### REQUIREMENT
Gather up the lines that contain "values".

================================

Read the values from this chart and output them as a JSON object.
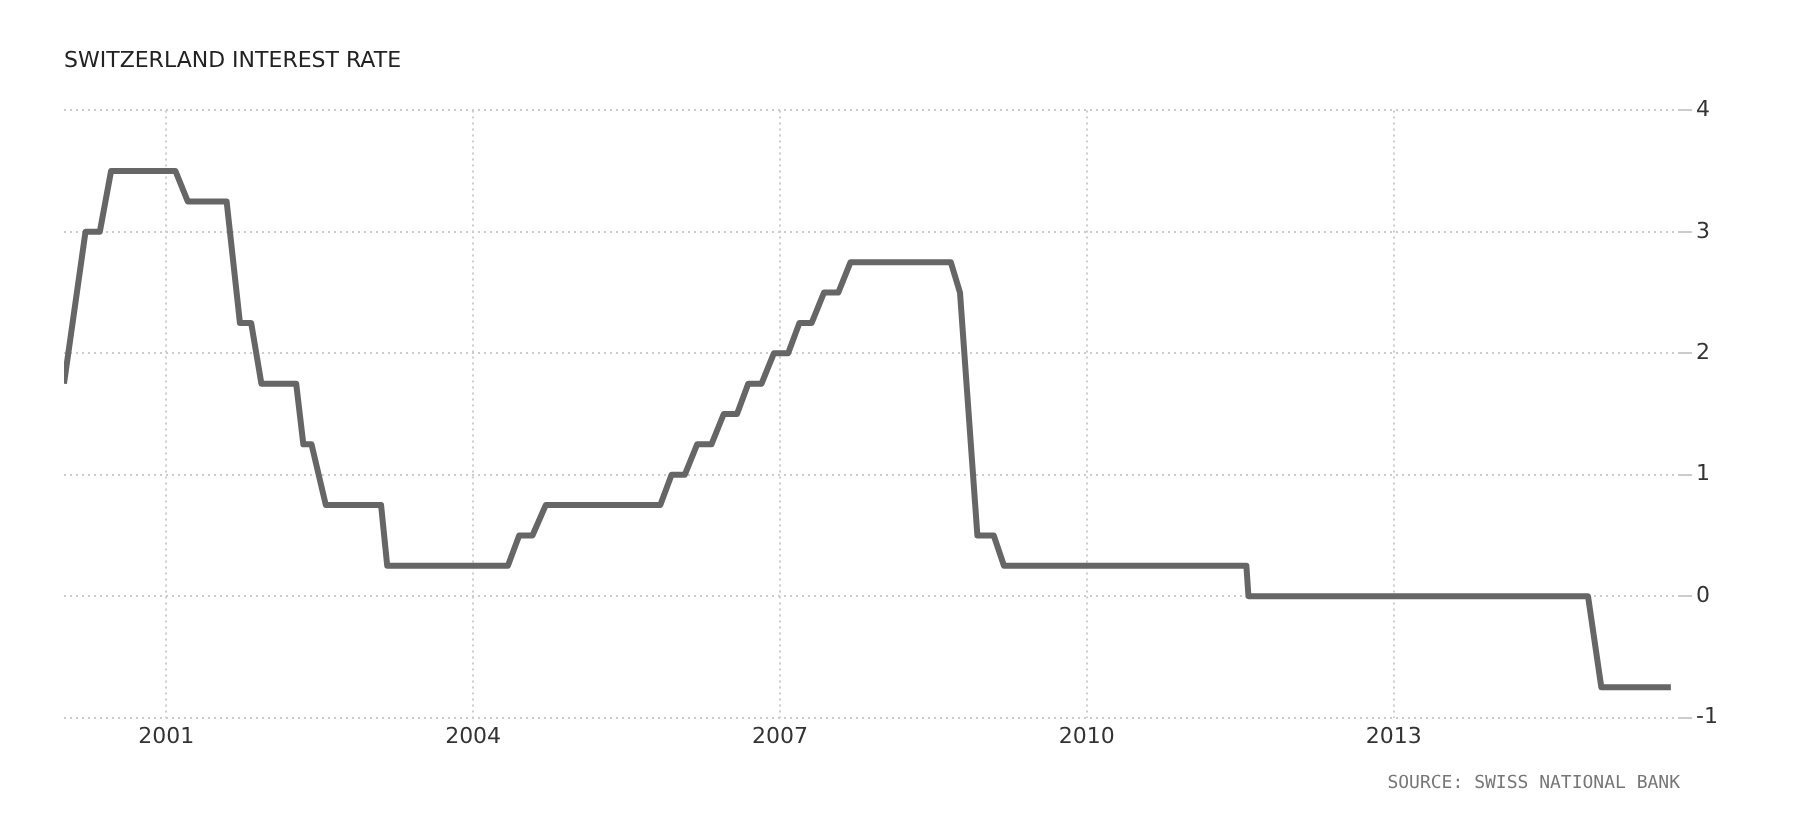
{
  "chart_data": {
    "type": "line",
    "title": "SWITZERLAND INTEREST RATE",
    "annotations": [
      "SOURCE: SWISS NATIONAL BANK"
    ],
    "x": [
      2000.0,
      2000.21,
      2000.35,
      2000.46,
      2001.09,
      2001.21,
      2001.59,
      2001.72,
      2001.83,
      2001.93,
      2002.27,
      2002.34,
      2002.42,
      2002.56,
      2003.1,
      2003.16,
      2004.34,
      2004.45,
      2004.58,
      2004.71,
      2005.83,
      2005.94,
      2006.07,
      2006.19,
      2006.33,
      2006.45,
      2006.58,
      2006.69,
      2006.82,
      2006.94,
      2007.08,
      2007.19,
      2007.31,
      2007.43,
      2007.57,
      2007.69,
      2008.67,
      2008.76,
      2008.93,
      2009.09,
      2009.19,
      2011.56,
      2011.58,
      2014.9,
      2015.03,
      2015.71
    ],
    "series": [
      {
        "color": "#666666",
        "values": [
          1.75,
          3.0,
          3.0,
          3.5,
          3.5,
          3.25,
          3.25,
          2.25,
          2.25,
          1.75,
          1.75,
          1.25,
          1.25,
          0.75,
          0.75,
          0.25,
          0.25,
          0.5,
          0.5,
          0.75,
          0.75,
          1.0,
          1.0,
          1.25,
          1.25,
          1.5,
          1.5,
          1.75,
          1.75,
          2.0,
          2.0,
          2.25,
          2.25,
          2.5,
          2.5,
          2.75,
          2.75,
          2.5,
          0.5,
          0.5,
          0.25,
          0.25,
          0.0,
          0.0,
          -0.75,
          -0.75
        ]
      }
    ],
    "xlim": [
      2000,
      2015.8
    ],
    "xticks": [
      2001,
      2004,
      2007,
      2010,
      2013
    ],
    "ylim": [
      -1,
      4
    ],
    "yticks": [
      -1,
      0,
      1,
      2,
      3,
      4
    ],
    "grid": true,
    "legend": false,
    "marker": "none",
    "line_style": "solid"
  }
}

================================

### THE ANSWER
Read the values from this chart and output them as a JSON object.
        "values": [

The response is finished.